**Stated goal:** Your answer should be a single number: the count of lines containing "allowance".

(Stored items)
%%
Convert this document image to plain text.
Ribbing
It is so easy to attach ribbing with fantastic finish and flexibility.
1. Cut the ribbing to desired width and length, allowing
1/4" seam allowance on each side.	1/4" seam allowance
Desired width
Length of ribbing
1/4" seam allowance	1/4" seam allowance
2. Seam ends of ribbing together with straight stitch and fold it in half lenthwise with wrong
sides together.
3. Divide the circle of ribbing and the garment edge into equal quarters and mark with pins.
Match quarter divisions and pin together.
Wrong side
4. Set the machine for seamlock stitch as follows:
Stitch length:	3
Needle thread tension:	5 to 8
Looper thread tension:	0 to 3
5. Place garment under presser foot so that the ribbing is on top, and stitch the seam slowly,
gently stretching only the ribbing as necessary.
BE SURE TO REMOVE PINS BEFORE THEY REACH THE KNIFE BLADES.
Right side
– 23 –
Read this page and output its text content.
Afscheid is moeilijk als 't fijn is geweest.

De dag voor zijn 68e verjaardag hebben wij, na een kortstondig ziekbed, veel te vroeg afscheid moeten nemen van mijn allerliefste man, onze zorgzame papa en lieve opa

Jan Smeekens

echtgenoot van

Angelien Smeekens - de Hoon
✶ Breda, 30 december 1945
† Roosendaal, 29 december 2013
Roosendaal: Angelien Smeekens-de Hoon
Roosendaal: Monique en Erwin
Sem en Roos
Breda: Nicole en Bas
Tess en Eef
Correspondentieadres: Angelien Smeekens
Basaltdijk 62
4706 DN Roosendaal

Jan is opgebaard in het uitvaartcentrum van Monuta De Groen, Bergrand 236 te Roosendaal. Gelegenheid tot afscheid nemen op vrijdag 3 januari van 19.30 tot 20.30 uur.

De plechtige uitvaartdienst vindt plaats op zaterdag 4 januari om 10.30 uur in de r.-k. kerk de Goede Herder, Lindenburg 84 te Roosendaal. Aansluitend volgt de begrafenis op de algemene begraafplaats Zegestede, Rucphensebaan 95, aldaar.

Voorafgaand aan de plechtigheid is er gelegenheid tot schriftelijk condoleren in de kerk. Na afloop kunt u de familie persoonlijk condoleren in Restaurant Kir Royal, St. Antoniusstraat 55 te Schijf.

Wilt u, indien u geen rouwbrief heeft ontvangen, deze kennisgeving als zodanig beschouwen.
%%
**Task response:** 2